> **What is asked**:
Reproduce each line exactly. Skip none.

--- START Rows ---

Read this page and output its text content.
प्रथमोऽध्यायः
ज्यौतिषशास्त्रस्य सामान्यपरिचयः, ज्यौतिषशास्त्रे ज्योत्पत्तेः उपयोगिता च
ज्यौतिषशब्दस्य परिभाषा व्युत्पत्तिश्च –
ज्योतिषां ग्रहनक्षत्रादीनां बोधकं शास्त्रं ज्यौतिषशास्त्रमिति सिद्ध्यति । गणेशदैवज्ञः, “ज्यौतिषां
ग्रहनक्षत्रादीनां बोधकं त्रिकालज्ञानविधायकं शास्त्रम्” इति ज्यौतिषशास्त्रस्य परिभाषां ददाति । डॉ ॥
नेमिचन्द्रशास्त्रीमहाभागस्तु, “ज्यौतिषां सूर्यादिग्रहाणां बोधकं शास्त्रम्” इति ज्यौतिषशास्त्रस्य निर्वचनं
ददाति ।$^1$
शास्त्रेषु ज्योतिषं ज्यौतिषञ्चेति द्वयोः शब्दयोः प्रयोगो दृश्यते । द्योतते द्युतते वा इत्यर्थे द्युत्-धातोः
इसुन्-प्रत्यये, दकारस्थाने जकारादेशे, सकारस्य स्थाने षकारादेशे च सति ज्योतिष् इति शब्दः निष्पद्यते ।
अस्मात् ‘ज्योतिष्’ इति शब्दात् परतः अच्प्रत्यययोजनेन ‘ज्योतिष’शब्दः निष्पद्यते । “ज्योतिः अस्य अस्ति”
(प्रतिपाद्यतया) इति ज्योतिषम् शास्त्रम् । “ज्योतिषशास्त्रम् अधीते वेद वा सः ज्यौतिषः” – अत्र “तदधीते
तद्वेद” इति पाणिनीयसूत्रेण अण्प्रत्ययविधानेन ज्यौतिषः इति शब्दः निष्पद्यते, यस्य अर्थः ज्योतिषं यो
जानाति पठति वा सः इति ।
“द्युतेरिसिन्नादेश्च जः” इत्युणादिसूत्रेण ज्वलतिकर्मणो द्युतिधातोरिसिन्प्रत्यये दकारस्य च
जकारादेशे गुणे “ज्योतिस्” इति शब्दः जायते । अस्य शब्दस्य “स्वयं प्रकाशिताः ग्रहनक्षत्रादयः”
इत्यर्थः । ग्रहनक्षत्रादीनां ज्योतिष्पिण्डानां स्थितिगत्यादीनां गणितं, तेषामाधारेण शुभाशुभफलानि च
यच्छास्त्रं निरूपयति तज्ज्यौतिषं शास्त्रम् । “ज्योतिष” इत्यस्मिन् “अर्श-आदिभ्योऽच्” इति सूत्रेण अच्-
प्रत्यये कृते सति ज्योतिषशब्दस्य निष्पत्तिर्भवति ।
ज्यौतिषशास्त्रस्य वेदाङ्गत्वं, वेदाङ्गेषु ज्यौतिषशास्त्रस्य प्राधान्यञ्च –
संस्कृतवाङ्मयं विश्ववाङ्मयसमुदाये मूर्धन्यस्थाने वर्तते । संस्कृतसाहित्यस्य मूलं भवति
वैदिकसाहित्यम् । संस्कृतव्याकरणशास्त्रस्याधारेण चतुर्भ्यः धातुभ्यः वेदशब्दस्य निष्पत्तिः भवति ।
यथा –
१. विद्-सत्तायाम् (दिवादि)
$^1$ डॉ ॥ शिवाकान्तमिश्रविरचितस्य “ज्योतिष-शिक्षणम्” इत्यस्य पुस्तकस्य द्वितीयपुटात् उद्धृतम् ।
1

--- END Rows ---

> **Final result**:
Read this page and output its text content.
प्रथमोऽध्यायः
ज्यौतिषशास्त्रस्य सामान्यपरिचयः, ज्यौतिषशास्त्रे ज्योत्पत्तेः उपयोगिता च
ज्यौतिषशब्दस्य परिभाषा व्युत्पत्तिश्च –
ज्योतिषां ग्रहनक्षत्रादीनां बोधकं शास्त्रं ज्यौतिषशास्त्रमिति सिद्ध्यति । गणेशदैवज्ञः, “ज्यौतिषां
ग्रहनक्षत्रादीनां बोधकं त्रिकालज्ञानविधायकं शास्त्रम्” इति ज्यौतिषशास्त्रस्य परिभाषां ददाति । डॉ ॥
नेमिचन्द्रशास्त्रीमहाभागस्तु, “ज्यौतिषां सूर्यादिग्रहाणां बोधकं शास्त्रम्” इति ज्यौतिषशास्त्रस्य निर्वचनं
ददाति ।$^1$
शास्त्रेषु ज्योतिषं ज्यौतिषञ्चेति द्वयोः शब्दयोः प्रयोगो दृश्यते । द्योतते द्युतते वा इत्यर्थे द्युत्-धातोः
इसुन्-प्रत्यये, दकारस्थाने जकारादेशे, सकारस्य स्थाने षकारादेशे च सति ज्योतिष् इति शब्दः निष्पद्यते ।
अस्मात् ‘ज्योतिष्’ इति शब्दात् परतः अच्प्रत्यययोजनेन ‘ज्योतिष’शब्दः निष्पद्यते । “ज्योतिः अस्य अस्ति”
(प्रतिपाद्यतया) इति ज्योतिषम् शास्त्रम् । “ज्योतिषशास्त्रम् अधीते वेद वा सः ज्यौतिषः” – अत्र “तदधीते
तद्वेद” इति पाणिनीयसूत्रेण अण्प्रत्ययविधानेन ज्यौतिषः इति शब्दः निष्पद्यते, यस्य अर्थः ज्योतिषं यो
जानाति पठति वा सः इति ।
“द्युतेरिसिन्नादेश्च जः” इत्युणादिसूत्रेण ज्वलतिकर्मणो द्युतिधातोरिसिन्प्रत्यये दकारस्य च
जकारादेशे गुणे “ज्योतिस्” इति शब्दः जायते । अस्य शब्दस्य “स्वयं प्रकाशिताः ग्रहनक्षत्रादयः”
इत्यर्थः । ग्रहनक्षत्रादीनां ज्योतिष्पिण्डानां स्थितिगत्यादीनां गणितं, तेषामाधारेण शुभाशुभफलानि च
यच्छास्त्रं निरूपयति तज्ज्यौतिषं शास्त्रम् । “ज्योतिष” इत्यस्मिन् “अर्श-आदिभ्योऽच्” इति सूत्रेण अच्-
प्रत्यये कृते सति ज्योतिषशब्दस्य निष्पत्तिर्भवति ।
ज्यौतिषशास्त्रस्य वेदाङ्गत्वं, वेदाङ्गेषु ज्यौतिषशास्त्रस्य प्राधान्यञ्च –
संस्कृतवाङ्मयं विश्ववाङ्मयसमुदाये मूर्धन्यस्थाने वर्तते । संस्कृतसाहित्यस्य मूलं भवति
वैदिकसाहित्यम् । संस्कृतव्याकरणशास्त्रस्याधारेण चतुर्भ्यः धातुभ्यः वेदशब्दस्य निष्पत्तिः भवति ।
यथा –
१. विद्-सत्तायाम् (दिवादि)
$^1$ डॉ ॥ शिवाकान्तमिश्रविरचितस्य “ज्योतिष-शिक्षणम्” इत्यस्य पुस्तकस्य द्वितीयपुटात् उद्धृतम् ।
1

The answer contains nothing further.